Go through the data below. Pull out every line that has the word "EURUSD".

*****

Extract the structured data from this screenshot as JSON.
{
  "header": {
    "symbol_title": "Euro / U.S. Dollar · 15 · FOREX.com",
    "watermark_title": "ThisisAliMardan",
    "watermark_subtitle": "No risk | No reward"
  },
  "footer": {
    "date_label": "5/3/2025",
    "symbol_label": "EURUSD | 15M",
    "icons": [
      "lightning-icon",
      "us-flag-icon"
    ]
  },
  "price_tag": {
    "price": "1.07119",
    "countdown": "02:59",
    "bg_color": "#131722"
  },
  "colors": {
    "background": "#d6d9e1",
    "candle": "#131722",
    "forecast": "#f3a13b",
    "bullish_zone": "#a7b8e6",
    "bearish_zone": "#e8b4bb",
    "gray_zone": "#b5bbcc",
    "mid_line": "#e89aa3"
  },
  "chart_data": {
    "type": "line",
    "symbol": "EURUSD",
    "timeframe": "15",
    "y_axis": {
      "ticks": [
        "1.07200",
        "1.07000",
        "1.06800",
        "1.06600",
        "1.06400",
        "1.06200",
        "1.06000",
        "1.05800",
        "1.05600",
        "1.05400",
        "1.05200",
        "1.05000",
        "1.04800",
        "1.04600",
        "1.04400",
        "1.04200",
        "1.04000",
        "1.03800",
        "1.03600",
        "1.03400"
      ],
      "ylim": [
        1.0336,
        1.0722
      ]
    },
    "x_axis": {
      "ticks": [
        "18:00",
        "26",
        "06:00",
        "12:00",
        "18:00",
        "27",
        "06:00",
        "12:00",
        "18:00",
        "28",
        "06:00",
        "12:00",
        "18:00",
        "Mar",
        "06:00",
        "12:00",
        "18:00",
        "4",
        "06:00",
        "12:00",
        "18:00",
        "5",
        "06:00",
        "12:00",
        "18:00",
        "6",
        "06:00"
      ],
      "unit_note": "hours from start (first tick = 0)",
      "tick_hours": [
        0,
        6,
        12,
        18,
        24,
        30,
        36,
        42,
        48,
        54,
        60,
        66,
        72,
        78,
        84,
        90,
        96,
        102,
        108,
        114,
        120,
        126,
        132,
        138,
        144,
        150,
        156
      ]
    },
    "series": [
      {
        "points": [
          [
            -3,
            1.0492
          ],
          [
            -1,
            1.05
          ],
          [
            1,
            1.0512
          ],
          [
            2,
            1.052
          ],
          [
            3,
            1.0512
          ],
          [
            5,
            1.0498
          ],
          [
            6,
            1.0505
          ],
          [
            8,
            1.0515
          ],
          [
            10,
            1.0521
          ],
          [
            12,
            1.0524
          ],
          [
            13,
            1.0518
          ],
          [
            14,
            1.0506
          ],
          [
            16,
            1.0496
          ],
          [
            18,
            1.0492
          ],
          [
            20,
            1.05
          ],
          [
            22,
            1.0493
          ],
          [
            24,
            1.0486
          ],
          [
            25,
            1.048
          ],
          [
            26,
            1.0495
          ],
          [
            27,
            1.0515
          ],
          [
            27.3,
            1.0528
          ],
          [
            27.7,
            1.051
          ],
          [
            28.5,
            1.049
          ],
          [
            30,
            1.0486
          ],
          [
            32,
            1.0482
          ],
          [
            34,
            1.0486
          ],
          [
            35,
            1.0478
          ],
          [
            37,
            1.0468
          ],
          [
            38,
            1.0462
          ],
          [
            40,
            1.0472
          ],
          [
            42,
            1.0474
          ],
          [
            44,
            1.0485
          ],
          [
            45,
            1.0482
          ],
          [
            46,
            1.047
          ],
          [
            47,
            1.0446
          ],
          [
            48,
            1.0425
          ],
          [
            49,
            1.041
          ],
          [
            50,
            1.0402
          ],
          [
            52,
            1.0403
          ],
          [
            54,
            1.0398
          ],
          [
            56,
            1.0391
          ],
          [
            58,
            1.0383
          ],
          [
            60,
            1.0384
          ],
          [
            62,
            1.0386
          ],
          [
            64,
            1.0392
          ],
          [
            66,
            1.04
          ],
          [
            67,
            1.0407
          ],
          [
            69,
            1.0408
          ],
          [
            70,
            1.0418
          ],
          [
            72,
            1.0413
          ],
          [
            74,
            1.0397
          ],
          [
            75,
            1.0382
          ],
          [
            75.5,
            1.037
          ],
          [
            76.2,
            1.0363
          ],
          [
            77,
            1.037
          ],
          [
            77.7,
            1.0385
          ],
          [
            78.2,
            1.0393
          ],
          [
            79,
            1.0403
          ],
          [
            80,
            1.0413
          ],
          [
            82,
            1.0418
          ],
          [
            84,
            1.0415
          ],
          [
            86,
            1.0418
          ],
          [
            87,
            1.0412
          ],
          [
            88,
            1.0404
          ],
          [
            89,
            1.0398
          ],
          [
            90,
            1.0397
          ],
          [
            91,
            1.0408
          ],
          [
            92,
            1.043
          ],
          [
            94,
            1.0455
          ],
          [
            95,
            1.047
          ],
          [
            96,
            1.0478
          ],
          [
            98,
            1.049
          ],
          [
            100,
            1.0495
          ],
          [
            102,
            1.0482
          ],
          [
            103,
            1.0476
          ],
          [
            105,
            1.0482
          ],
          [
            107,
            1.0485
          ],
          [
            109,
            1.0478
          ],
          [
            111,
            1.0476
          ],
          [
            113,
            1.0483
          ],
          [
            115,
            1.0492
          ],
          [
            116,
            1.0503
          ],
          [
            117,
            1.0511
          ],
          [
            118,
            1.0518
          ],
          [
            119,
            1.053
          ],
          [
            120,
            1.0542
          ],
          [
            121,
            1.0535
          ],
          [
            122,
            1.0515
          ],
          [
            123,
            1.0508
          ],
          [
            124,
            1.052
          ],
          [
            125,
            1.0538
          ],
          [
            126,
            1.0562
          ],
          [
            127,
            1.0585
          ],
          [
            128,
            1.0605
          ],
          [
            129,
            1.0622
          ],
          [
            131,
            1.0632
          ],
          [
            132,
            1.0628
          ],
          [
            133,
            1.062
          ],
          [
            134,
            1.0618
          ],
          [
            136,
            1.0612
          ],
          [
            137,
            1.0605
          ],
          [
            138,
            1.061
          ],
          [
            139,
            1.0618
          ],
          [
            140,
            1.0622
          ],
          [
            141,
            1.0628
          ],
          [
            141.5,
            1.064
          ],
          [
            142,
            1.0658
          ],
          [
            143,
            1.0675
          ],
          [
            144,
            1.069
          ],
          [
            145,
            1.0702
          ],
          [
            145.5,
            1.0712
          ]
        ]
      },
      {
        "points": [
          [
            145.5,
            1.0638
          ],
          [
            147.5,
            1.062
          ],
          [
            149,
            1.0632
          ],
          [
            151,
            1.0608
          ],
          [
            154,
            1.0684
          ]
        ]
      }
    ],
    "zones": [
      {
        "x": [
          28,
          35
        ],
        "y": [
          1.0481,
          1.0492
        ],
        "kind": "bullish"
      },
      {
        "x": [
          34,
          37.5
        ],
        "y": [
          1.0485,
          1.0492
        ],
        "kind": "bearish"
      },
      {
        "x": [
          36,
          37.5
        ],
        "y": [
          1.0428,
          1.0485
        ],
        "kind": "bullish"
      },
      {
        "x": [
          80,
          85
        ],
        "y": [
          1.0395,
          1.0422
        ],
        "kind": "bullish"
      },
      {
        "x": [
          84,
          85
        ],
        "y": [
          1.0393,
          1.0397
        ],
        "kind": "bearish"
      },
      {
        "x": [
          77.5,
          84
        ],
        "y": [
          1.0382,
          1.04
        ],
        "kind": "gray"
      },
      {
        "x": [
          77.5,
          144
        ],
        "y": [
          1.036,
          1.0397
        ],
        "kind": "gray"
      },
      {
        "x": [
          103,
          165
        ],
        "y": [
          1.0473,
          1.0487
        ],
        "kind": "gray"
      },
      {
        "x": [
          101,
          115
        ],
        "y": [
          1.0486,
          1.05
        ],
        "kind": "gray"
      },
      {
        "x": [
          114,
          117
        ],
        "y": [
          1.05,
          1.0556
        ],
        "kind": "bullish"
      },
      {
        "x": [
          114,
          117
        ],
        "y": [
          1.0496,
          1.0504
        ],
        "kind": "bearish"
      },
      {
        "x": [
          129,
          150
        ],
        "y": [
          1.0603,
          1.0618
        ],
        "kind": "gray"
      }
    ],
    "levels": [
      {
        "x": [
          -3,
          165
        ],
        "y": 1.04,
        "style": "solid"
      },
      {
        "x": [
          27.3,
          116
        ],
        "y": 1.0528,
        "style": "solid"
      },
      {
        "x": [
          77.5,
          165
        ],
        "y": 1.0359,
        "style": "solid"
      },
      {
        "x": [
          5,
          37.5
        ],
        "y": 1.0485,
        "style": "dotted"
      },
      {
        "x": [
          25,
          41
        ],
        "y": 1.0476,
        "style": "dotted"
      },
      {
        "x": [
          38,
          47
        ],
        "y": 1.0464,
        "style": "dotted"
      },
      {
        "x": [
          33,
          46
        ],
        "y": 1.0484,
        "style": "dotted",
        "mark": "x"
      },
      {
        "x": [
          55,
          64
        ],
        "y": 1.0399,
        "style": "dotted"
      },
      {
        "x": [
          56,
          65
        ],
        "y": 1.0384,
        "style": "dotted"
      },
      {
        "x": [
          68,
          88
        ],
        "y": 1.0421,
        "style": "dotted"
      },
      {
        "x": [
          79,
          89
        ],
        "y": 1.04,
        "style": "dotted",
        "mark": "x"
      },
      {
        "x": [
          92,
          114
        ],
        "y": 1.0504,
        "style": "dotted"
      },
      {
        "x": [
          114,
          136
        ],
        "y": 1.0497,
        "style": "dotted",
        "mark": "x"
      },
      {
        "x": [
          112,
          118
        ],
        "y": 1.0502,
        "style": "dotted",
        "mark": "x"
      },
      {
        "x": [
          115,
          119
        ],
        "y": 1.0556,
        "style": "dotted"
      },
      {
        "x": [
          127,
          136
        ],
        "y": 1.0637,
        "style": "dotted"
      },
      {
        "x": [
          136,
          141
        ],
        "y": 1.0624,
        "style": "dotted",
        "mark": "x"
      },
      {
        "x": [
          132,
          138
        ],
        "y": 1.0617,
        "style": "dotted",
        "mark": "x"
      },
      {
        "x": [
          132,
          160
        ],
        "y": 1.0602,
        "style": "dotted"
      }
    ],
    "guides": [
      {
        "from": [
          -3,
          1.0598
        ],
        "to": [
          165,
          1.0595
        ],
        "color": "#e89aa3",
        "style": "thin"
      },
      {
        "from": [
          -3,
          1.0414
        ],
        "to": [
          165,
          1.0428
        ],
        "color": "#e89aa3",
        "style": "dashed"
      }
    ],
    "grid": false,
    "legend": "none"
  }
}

*****

• REPLY TO THE TASK:
    "symbol_label": "EURUSD | 15M",
    "symbol": "EURUSD",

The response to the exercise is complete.